### GIVEN EXERCISE
Find every line with the word "commuters" and report how many there are, without any other text.

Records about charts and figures
+ + + + +

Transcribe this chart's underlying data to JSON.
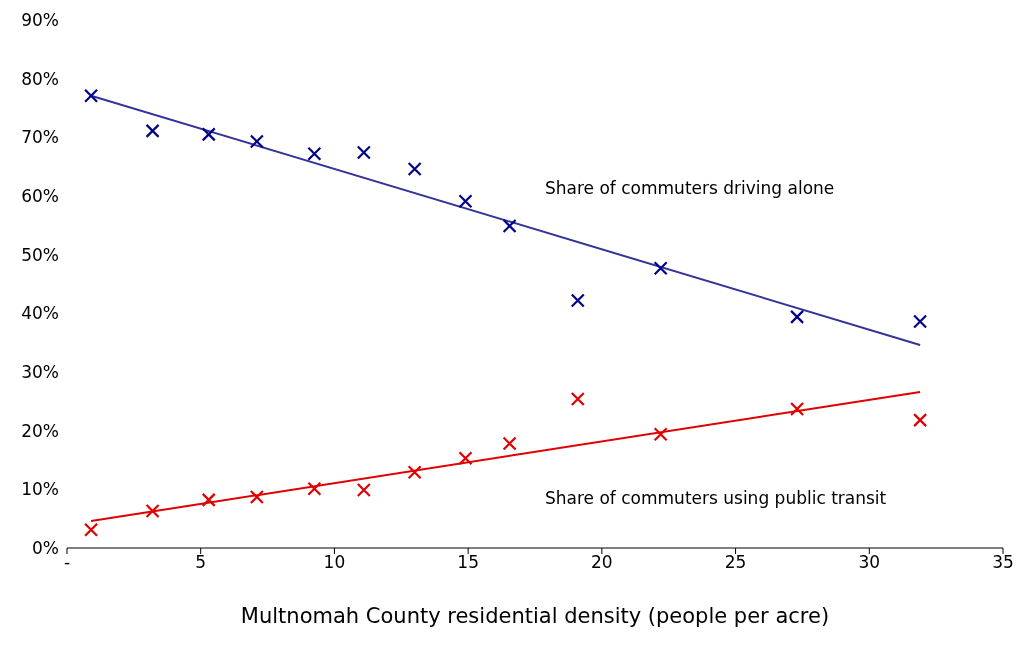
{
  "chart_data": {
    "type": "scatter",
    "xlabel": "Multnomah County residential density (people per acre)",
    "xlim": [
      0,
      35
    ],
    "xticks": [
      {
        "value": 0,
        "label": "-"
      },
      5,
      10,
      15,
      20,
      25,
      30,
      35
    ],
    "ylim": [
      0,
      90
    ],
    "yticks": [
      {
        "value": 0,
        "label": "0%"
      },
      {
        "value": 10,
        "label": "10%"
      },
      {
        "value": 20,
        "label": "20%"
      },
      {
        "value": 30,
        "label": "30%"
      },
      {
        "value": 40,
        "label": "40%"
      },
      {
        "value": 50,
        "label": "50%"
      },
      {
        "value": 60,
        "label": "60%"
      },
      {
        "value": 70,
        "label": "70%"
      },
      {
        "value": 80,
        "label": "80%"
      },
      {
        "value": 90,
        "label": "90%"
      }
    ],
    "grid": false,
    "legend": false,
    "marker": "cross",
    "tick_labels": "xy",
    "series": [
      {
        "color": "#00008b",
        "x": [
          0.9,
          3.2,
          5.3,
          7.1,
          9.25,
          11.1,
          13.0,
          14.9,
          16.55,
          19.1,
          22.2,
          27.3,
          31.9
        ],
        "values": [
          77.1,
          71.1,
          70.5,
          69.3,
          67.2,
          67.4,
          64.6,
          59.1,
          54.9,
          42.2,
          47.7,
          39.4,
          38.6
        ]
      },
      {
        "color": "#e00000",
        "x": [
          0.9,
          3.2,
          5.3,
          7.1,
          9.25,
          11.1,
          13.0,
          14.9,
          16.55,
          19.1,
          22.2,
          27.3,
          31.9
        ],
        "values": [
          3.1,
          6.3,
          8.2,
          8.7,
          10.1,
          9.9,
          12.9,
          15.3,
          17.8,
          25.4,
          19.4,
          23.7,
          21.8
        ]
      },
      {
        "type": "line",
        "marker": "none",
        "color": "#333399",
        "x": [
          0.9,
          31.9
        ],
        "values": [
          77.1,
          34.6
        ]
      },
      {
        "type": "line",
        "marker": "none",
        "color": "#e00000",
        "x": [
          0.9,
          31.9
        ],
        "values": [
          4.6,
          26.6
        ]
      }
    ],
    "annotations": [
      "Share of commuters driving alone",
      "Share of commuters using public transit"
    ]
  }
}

+ + + + +

### REPLY
2